# [WRITTEN INSTRUCTION]
Keep only those lines of the records that include the string "декабрь".

____________

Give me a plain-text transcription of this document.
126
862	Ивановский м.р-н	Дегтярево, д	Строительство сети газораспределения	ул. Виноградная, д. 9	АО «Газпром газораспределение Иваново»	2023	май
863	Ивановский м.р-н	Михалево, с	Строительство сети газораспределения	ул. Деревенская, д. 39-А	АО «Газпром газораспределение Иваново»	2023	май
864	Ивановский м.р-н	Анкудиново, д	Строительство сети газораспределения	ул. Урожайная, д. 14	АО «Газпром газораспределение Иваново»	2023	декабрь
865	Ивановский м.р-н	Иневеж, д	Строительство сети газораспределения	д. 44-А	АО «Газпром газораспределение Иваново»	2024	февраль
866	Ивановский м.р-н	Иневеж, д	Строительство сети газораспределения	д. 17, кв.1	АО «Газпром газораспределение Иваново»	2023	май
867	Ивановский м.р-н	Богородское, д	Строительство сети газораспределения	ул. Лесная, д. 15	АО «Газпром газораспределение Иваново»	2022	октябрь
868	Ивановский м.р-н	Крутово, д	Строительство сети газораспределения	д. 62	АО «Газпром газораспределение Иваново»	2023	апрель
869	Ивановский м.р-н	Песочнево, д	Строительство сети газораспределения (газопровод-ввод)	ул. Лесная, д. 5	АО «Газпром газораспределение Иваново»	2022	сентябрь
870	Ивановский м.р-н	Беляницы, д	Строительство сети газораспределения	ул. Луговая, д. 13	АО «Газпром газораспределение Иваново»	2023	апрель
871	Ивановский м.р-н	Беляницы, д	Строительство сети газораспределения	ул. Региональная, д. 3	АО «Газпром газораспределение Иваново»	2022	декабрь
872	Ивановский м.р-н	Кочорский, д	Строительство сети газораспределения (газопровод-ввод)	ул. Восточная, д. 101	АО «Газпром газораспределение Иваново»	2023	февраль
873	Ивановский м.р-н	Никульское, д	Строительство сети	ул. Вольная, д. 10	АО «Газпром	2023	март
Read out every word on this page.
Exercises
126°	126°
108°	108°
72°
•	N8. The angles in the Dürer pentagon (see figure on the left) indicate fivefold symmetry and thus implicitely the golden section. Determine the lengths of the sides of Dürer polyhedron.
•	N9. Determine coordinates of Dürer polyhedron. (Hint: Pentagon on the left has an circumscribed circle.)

____________

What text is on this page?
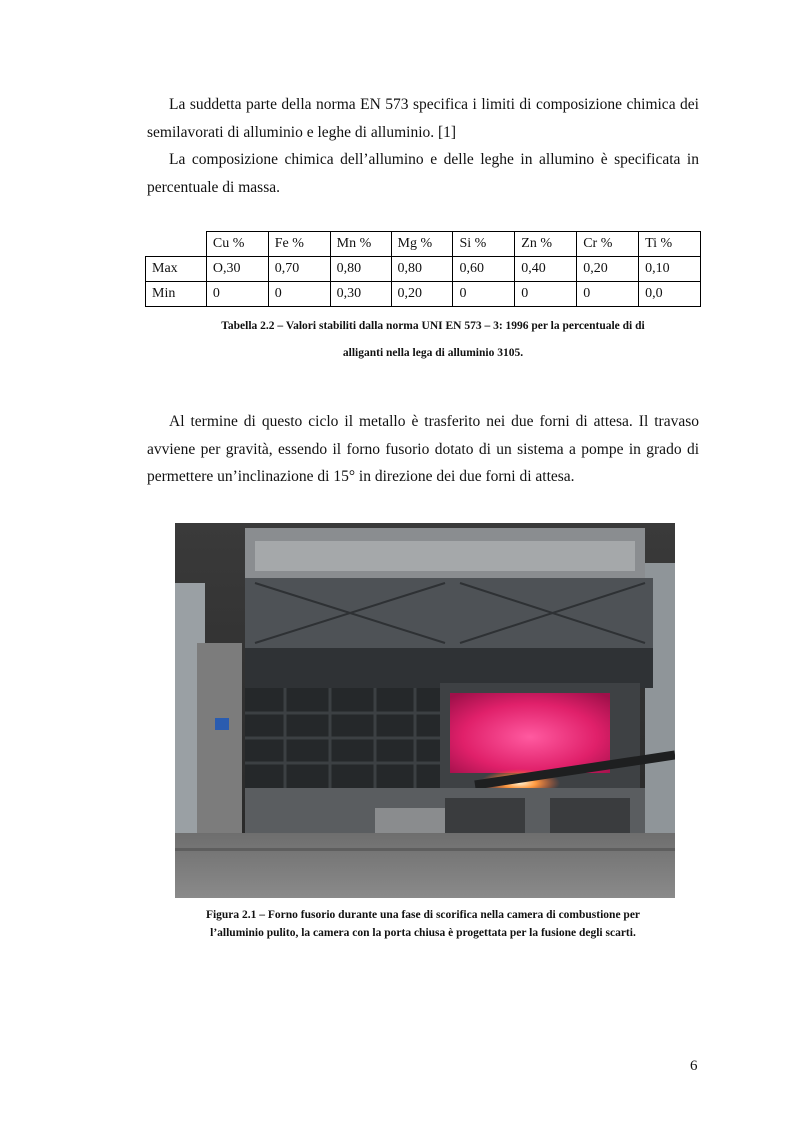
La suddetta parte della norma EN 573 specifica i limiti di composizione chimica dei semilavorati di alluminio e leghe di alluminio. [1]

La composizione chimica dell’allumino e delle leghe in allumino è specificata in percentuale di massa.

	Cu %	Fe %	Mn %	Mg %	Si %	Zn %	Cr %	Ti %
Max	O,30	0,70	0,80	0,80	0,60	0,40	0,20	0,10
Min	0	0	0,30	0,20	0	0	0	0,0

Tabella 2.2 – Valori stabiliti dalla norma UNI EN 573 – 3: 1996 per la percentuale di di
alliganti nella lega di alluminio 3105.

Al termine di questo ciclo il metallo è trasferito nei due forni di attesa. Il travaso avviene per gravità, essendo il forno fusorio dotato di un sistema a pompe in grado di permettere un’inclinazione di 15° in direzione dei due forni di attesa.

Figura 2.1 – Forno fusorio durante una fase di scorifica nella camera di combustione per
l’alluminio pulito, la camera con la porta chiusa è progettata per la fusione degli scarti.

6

____________

# [FULL SOLUTION]
864	Ивановский м.р-н	Анкудиново, д	Строительство сети газораспределения	ул. Урожайная, д. 14	АО «Газпром газораспределение Иваново»	2023	декабрь
871	Ивановский м.р-н	Беляницы, д	Строительство сети газораспределения	ул. Региональная, д. 3	АО «Газпром газораспределение Иваново»	2022	декабрь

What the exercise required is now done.